--- START ---
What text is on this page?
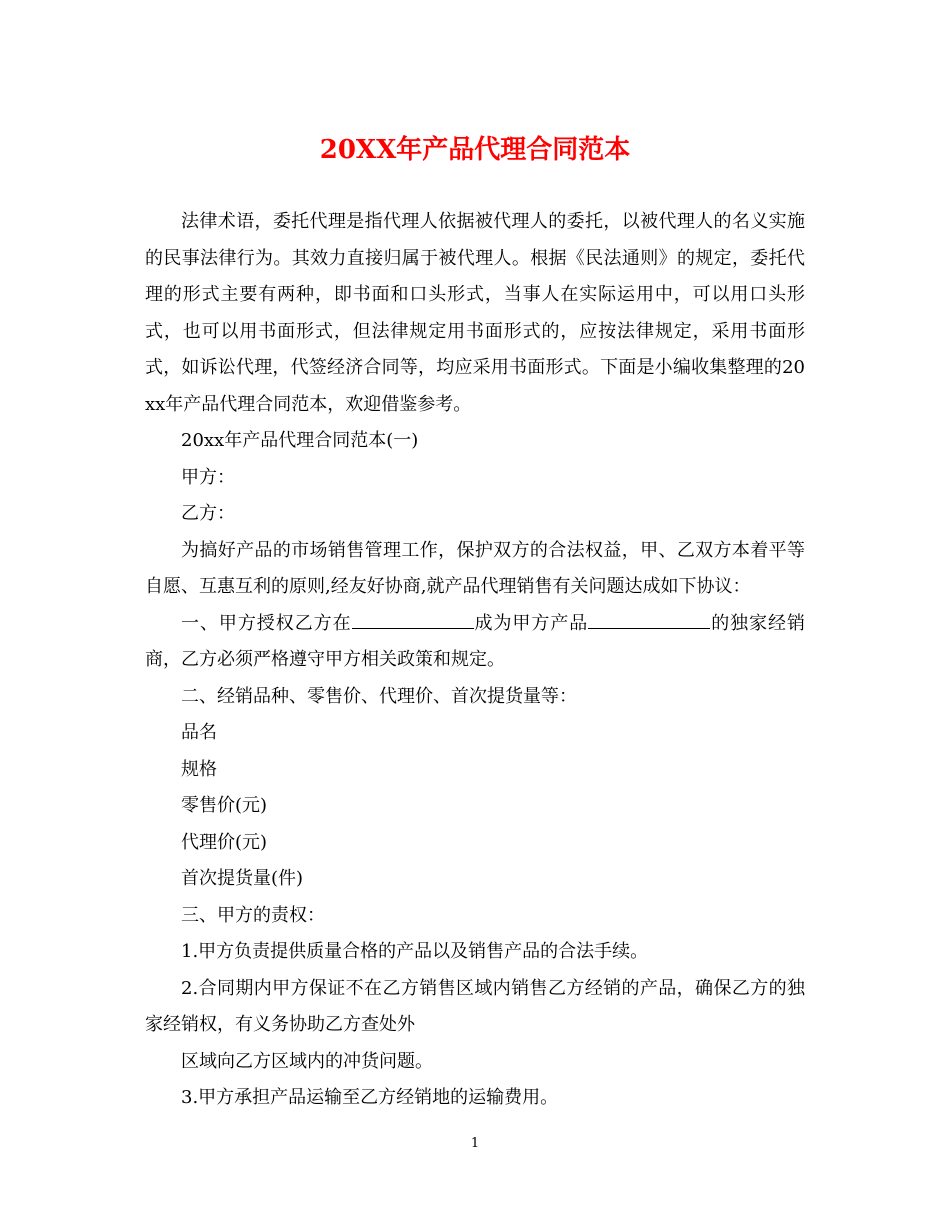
20XX年产品代理合同范本

法律术语，委托代理是指代理人依据被代理人的委托，以被代理人的名义实施的民事法律行为。其效力直接归属于被代理人。根据《民法通则》的规定，委托代理的形式主要有两种，即书面和口头形式，当事人在实际运用中，可以用口头形式，也可以用书面形式，但法律规定用书面形式的，应按法律规定，采用书面形式，如诉讼代理，代签经济合同等，均应采用书面形式。下面是小编收集整理的20xx年产品代理合同范本，欢迎借鉴参考。

20xx年产品代理合同范本(一)

甲方：

乙方：

为搞好产品的市场销售管理工作，保护双方的合法权益，甲、乙双方本着平等自愿、互惠互利的原则,经友好协商,就产品代理销售有关问题达成如下协议：

一、甲方授权乙方在	成为甲方产品	的独家经销商，乙方必须严格遵守甲方相关政策和规定。

二、经销品种、零售价、代理价、首次提货量等：

品名

规格

零售价(元)

代理价(元)

首次提货量(件)

三、甲方的责权：

1.甲方负责提供质量合格的产品以及销售产品的合法手续。

2.合同期内甲方保证不在乙方销售区域内销售乙方经销的产品，确保乙方的独家经销权，有义务协助乙方查处外

区域向乙方区域内的冲货问题。

3.甲方承担产品运输至乙方经销地的运输费用。

1
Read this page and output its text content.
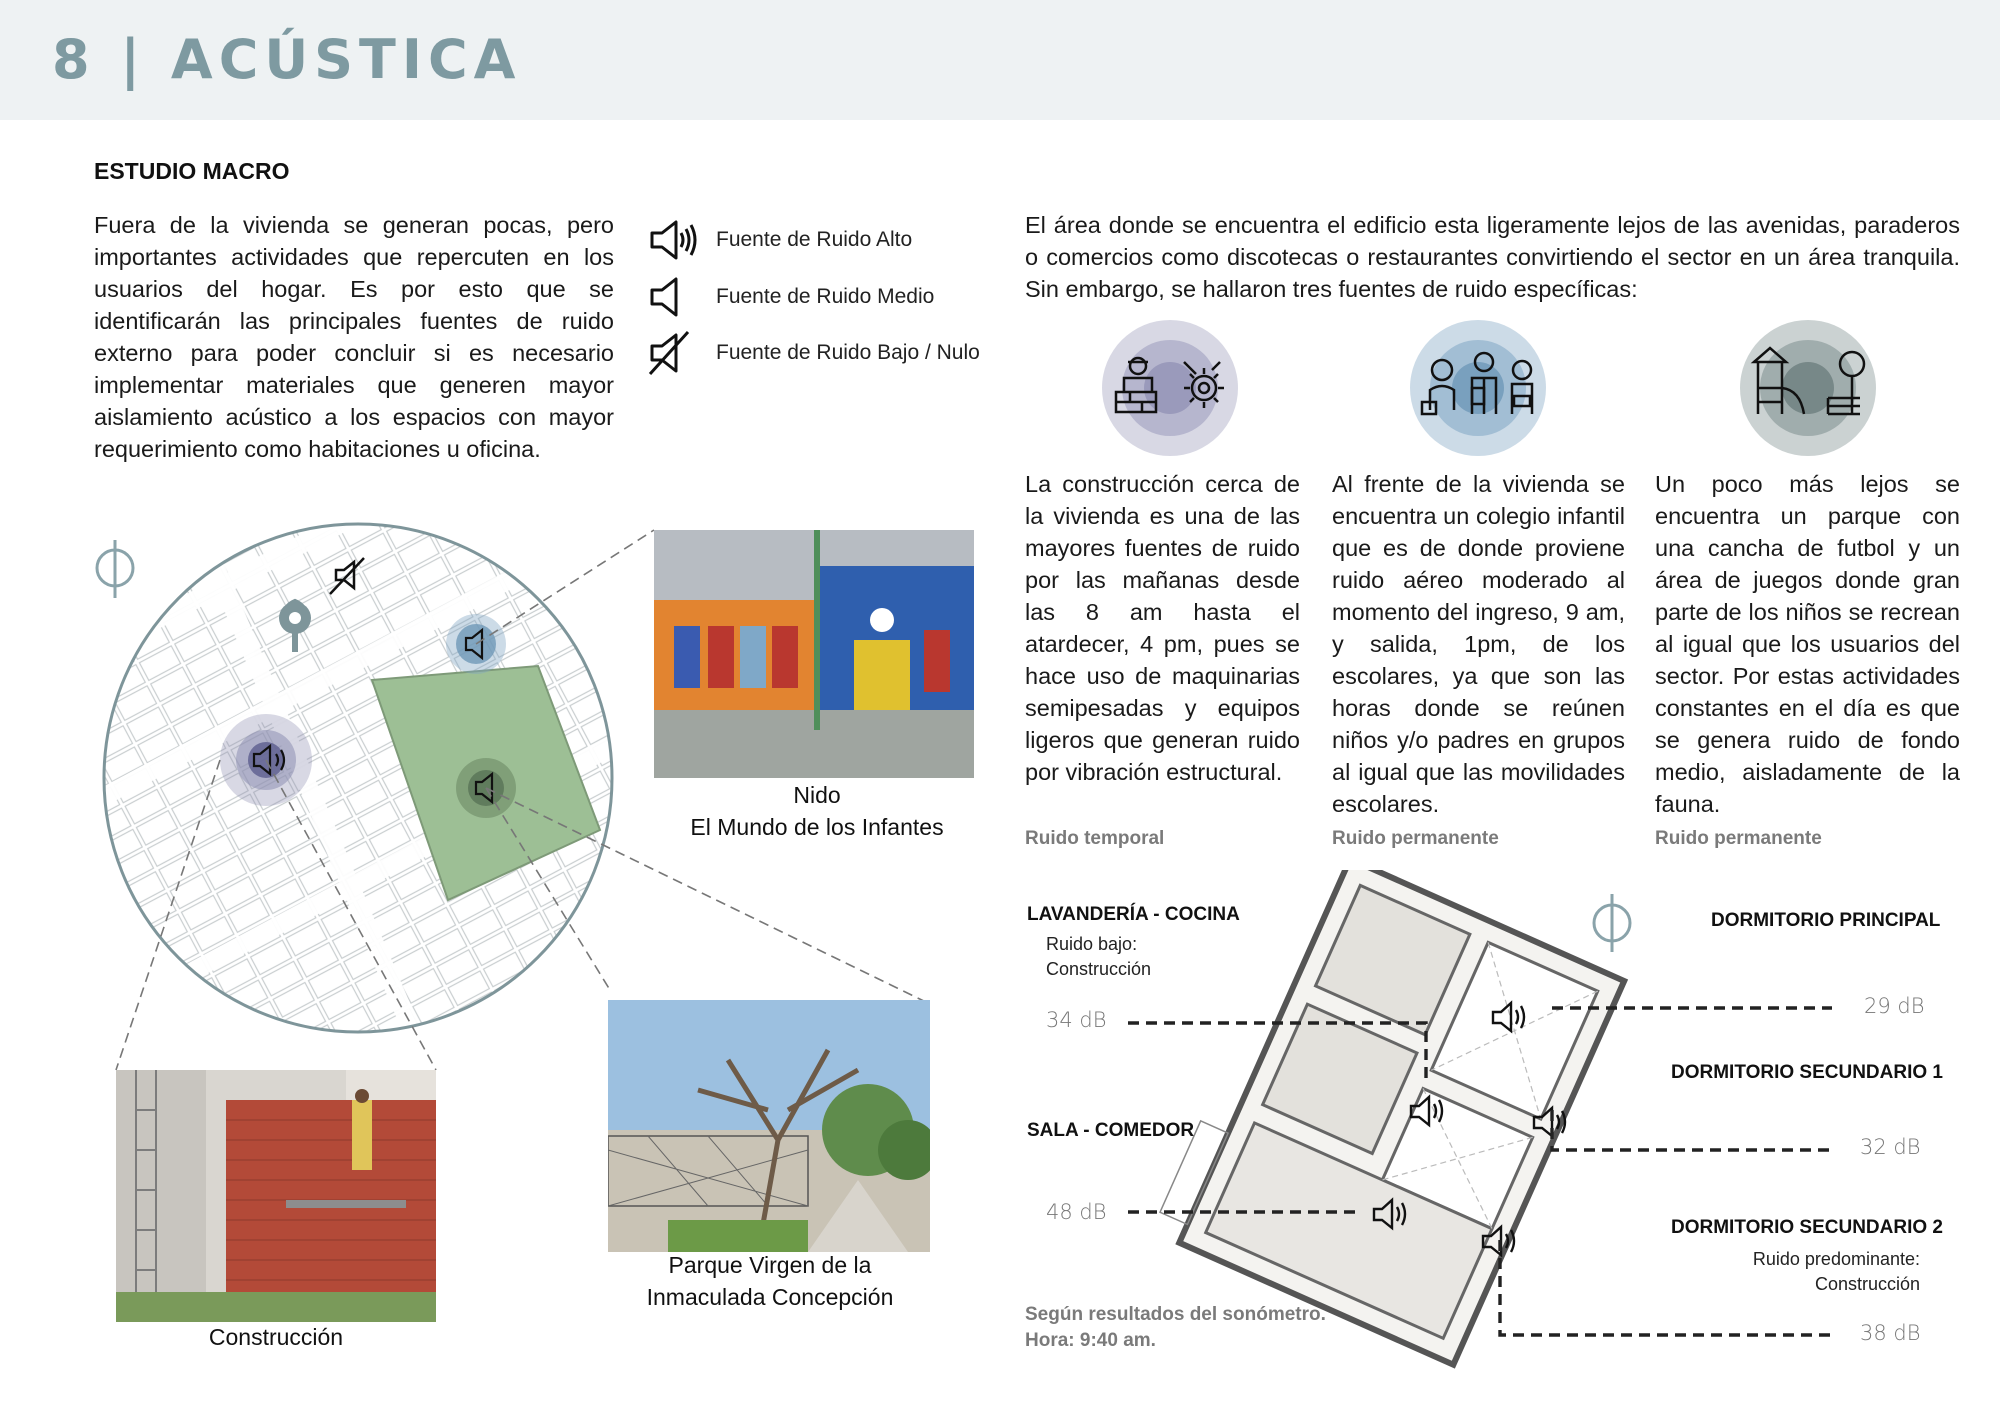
8 | ACÚSTICA
ESTUDIO MACRO
Fuera de la vivienda se generan pocas, pero importantes actividades que repercuten en los usuarios del hogar. Es por esto que se identificarán las principales fuentes de ruido externo para poder concluir si es necesario implementar materiales que generen mayor aislamiento acústico a los espacios con mayor requerimiento como habitaciones u oficina.
Fuente de Ruido Alto
Fuente de Ruido Medio
Fuente de Ruido Bajo / Nulo
El área donde se encuentra el edificio esta ligeramente lejos de las avenidas, paraderos o comercios como discotecas o restaurantes convirtiendo el sector en un área tranquila. Sin embargo, se hallaron tres fuentes de ruido específicas:
La construcción cerca de la vivienda es una de las mayores fuentes de ruido por las mañanas desde las 8 am hasta el atardecer, 4 pm, pues se hace uso de maquinarias semipesadas y equipos ligeros que generan ruido por vibración estructural.
Al frente de la vivienda se encuentra un colegio infantil que es de donde proviene ruido aéreo moderado al momento del ingreso, 9 am, y salida, 1pm, de los escolares, ya que son las horas donde se reúnen niños y/o padres en grupos al igual que las movilidades escolares.
Un poco más lejos se encuentra un parque con una cancha de futbol y un área de juegos donde gran parte de los niños se recrean al igual que los usuarios del sector. Por estas actividades constantes en el día es que se genera ruido de fondo medio, aisladamente de la fauna.
Ruido temporal	Ruido permanente	Ruido permanente
Nido
El Mundo de los Infantes
Parque Virgen de la
Inmaculada Concepción
Construcción
LAVANDERÍA - COCINA
Ruido bajo:
Construcción
34 dB
SALA - COMEDOR
48 dB
DORMITORIO PRINCIPAL
29 dB
DORMITORIO SECUNDARIO 1
32 dB
DORMITORIO SECUNDARIO 2
Ruido predominante:
Construcción
38 dB
Según resultados del sonómetro.
Hora: 9:40 am.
--- END ---
▸ EXERCISE PROMPT
Using the listing above, locate the lines that hold "text" and copy each one.

▸ THE REPLY
What text is on this page?
Read this page and output its text content.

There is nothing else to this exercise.